_Stored data_
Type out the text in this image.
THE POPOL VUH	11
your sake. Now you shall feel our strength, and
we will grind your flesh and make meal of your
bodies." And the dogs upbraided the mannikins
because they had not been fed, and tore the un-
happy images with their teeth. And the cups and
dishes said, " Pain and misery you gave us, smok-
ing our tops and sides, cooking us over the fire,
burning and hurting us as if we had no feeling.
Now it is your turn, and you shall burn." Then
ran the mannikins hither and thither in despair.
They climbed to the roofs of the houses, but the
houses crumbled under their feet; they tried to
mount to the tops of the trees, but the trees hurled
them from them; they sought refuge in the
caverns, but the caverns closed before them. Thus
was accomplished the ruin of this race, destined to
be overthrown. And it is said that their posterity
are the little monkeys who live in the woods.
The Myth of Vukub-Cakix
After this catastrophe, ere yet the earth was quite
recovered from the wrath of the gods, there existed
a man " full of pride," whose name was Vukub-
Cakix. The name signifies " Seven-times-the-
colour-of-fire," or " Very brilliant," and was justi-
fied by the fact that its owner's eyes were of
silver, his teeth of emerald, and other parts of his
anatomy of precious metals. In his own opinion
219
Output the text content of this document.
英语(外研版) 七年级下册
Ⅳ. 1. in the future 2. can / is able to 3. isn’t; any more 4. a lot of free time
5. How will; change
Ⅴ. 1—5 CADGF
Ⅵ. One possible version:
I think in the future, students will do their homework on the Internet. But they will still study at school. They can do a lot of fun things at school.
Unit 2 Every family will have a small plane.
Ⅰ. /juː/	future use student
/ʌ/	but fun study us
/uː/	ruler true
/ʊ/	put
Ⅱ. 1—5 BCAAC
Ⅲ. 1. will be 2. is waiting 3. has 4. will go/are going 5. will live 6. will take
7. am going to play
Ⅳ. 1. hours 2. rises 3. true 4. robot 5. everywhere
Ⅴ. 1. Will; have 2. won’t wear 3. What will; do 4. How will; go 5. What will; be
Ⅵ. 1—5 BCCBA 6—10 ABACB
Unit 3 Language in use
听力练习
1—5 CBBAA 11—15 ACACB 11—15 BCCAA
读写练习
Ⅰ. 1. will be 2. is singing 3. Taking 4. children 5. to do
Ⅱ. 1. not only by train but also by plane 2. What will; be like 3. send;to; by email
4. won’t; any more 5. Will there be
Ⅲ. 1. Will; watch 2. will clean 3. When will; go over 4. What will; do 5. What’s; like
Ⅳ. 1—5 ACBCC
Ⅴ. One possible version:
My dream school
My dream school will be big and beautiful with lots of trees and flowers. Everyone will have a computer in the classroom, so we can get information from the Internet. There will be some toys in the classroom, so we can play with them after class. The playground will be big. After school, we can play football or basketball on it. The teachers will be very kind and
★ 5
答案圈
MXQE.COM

_EXERCISE DESCRIPTION_
Output the lines above verbatim and in full.

_RESPONSE TO THIS EXERCISE_
Type out the text in this image.
THE POPOL VUH	11
your sake. Now you shall feel our strength, and
we will grind your flesh and make meal of your
bodies." And the dogs upbraided the mannikins
because they had not been fed, and tore the un-
happy images with their teeth. And the cups and
dishes said, " Pain and misery you gave us, smok-
ing our tops and sides, cooking us over the fire,
burning and hurting us as if we had no feeling.
Now it is your turn, and you shall burn." Then
ran the mannikins hither and thither in despair.
They climbed to the roofs of the houses, but the
houses crumbled under their feet; they tried to
mount to the tops of the trees, but the trees hurled
them from them; they sought refuge in the
caverns, but the caverns closed before them. Thus
was accomplished the ruin of this race, destined to
be overthrown. And it is said that their posterity
are the little monkeys who live in the woods.
The Myth of Vukub-Cakix
After this catastrophe, ere yet the earth was quite
recovered from the wrath of the gods, there existed
a man " full of pride," whose name was Vukub-
Cakix. The name signifies " Seven-times-the-
colour-of-fire," or " Very brilliant," and was justi-
fied by the fact that its owner's eyes were of
silver, his teeth of emerald, and other parts of his
anatomy of precious metals. In his own opinion
219
Output the text content of this document.
英语(外研版) 七年级下册
Ⅳ. 1. in the future 2. can / is able to 3. isn’t; any more 4. a lot of free time
5. How will; change
Ⅴ. 1—5 CADGF
Ⅵ. One possible version:
I think in the future, students will do their homework on the Internet. But they will still study at school. They can do a lot of fun things at school.
Unit 2 Every family will have a small plane.
Ⅰ. /juː/	future use student
/ʌ/	but fun study us
/uː/	ruler true
/ʊ/	put
Ⅱ. 1—5 BCAAC
Ⅲ. 1. will be 2. is waiting 3. has 4. will go/are going 5. will live 6. will take
7. am going to play
Ⅳ. 1. hours 2. rises 3. true 4. robot 5. everywhere
Ⅴ. 1. Will; have 2. won’t wear 3. What will; do 4. How will; go 5. What will; be
Ⅵ. 1—5 BCCBA 6—10 ABACB
Unit 3 Language in use
听力练习
1—5 CBBAA 11—15 ACACB 11—15 BCCAA
读写练习
Ⅰ. 1. will be 2. is singing 3. Taking 4. children 5. to do
Ⅱ. 1. not only by train but also by plane 2. What will; be like 3. send;to; by email
4. won’t; any more 5. Will there be
Ⅲ. 1. Will; watch 2. will clean 3. When will; go over 4. What will; do 5. What’s; like
Ⅳ. 1—5 ACBCC
Ⅴ. One possible version:
My dream school
My dream school will be big and beautiful with lots of trees and flowers. Everyone will have a computer in the classroom, so we can get information from the Internet. There will be some toys in the classroom, so we can play with them after class. The playground will be big. After school, we can play football or basketball on it. The teachers will be very kind and
★ 5
答案圈
MXQE.COM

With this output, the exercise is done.